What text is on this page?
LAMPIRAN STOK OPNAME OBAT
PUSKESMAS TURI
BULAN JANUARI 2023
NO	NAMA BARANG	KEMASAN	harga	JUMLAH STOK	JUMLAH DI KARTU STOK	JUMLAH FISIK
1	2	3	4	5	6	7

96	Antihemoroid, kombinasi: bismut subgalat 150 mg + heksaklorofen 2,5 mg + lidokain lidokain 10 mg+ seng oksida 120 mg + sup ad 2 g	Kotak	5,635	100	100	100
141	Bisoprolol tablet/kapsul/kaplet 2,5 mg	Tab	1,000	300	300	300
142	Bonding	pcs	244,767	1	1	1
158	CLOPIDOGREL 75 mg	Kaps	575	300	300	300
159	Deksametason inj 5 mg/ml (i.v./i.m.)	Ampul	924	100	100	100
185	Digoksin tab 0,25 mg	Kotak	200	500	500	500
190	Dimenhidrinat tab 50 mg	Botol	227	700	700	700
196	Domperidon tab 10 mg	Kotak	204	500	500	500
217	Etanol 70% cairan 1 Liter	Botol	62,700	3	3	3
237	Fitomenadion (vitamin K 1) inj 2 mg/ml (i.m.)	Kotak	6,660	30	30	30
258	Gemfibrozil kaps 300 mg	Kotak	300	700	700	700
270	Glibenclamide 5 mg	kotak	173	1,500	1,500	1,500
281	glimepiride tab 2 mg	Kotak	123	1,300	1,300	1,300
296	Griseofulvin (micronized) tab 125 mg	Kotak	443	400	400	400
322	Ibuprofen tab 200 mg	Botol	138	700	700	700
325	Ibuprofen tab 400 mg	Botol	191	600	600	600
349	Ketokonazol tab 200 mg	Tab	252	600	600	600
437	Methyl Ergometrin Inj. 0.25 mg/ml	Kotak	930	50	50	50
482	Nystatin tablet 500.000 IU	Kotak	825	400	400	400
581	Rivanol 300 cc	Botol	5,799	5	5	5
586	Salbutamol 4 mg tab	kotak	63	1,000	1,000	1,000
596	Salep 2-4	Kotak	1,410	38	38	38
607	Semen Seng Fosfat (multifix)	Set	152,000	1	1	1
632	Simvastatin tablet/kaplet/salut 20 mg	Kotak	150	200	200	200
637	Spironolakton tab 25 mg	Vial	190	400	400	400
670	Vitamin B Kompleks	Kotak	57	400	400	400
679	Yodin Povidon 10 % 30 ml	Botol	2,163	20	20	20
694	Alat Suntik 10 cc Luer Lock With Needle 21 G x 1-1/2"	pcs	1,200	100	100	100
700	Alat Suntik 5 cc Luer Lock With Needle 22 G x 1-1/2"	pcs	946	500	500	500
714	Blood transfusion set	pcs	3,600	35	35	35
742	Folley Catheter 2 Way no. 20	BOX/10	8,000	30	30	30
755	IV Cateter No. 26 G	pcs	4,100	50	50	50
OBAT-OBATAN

→ Exercise:
Collect the lines of the records that include the string "Botol".

→ The output:
190	Dimenhidrinat tab 50 mg	Botol	227	700	700	700
217	Etanol 70% cairan 1 Liter	Botol	62,700	3	3	3
322	Ibuprofen tab 200 mg	Botol	138	700	700	700
325	Ibuprofen tab 400 mg	Botol	191	600	600	600
581	Rivanol 300 cc	Botol	5,799	5	5	5
679	Yodin Povidon 10 % 30 ml	Botol	2,163	20	20	20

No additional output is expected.